# Exercise aim
Repeat the lines from the one containing "Extract the structured" through the last line of the data, exactly, pictures omitted.

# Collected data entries
--- begin ---
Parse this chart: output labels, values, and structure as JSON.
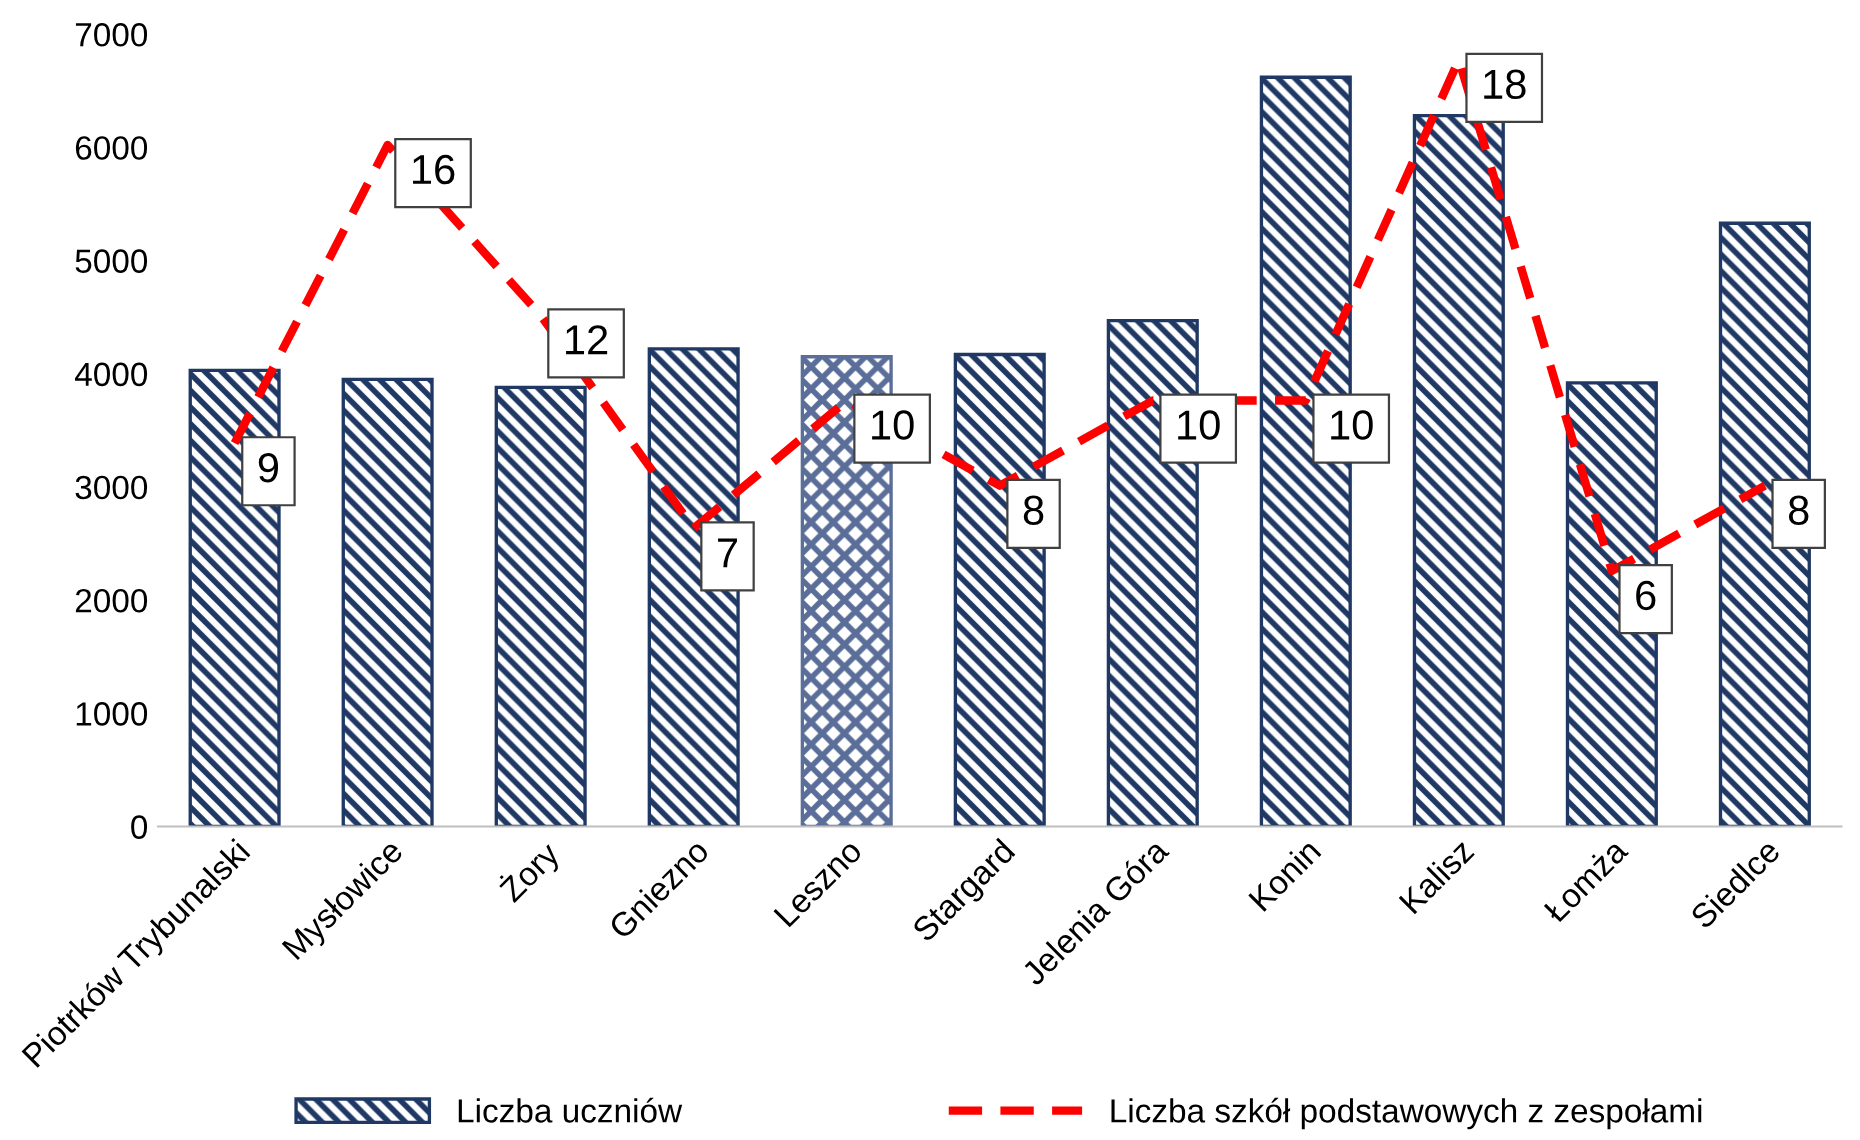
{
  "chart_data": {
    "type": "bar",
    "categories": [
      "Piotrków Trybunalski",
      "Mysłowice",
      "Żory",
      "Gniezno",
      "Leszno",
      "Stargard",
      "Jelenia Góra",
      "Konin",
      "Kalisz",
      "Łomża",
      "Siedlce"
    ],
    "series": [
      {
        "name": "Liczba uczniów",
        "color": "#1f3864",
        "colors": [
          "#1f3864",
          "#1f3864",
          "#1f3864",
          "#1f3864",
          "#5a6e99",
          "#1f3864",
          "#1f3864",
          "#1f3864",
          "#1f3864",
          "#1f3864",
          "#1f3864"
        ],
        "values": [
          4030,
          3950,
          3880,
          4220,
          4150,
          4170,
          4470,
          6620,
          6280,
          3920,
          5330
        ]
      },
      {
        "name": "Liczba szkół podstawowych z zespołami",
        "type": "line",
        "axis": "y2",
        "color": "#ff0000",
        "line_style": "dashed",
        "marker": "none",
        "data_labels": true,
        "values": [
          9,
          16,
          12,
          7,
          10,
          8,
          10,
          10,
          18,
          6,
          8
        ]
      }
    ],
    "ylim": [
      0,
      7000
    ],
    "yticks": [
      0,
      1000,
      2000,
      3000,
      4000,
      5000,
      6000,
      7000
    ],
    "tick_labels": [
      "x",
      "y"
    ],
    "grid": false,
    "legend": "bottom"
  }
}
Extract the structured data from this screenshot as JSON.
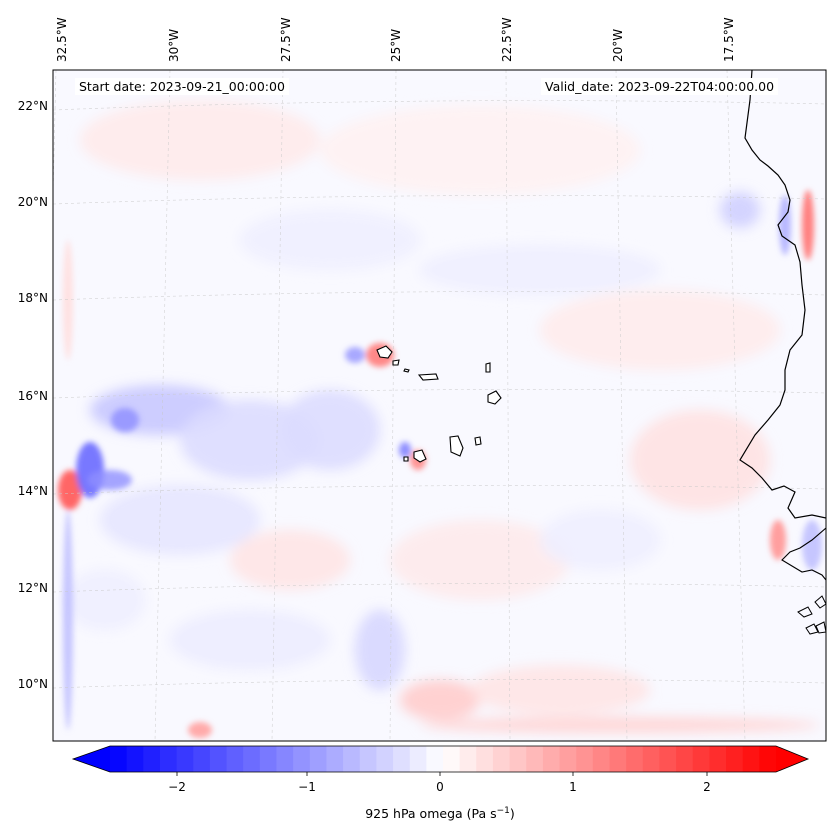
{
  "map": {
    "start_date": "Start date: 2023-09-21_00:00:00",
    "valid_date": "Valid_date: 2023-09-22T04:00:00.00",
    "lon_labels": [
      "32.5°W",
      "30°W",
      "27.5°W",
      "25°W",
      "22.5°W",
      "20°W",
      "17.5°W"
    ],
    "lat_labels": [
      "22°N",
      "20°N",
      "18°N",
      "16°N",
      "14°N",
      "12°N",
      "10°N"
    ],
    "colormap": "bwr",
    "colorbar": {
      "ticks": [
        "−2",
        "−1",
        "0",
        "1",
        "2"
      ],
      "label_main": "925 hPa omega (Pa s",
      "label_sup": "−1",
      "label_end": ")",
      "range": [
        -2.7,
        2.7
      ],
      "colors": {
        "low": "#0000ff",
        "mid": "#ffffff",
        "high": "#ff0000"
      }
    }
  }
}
--- end ---
# Result
Extract the structured data from this screenshot as JSON.
{
  "map": {
    "start_date": "Start date: 2023-09-21_00:00:00",
    "valid_date": "Valid_date: 2023-09-22T04:00:00.00",
    "lon_labels": [
      "32.5°W",
      "30°W",
      "27.5°W",
      "25°W",
      "22.5°W",
      "20°W",
      "17.5°W"
    ],
    "lat_labels": [
      "22°N",
      "20°N",
      "18°N",
      "16°N",
      "14°N",
      "12°N",
      "10°N"
    ],
    "colormap": "bwr",
    "colorbar": {
      "ticks": [
        "−2",
        "−1",
        "0",
        "1",
        "2"
      ],
      "label_main": "925 hPa omega (Pa s",
      "label_sup": "−1",
      "label_end": ")",
      "range": [
        -2.7,
        2.7
      ],
      "colors": {
        "low": "#0000ff",
        "mid": "#ffffff",
        "high": "#ff0000"
      }
    }
  }
}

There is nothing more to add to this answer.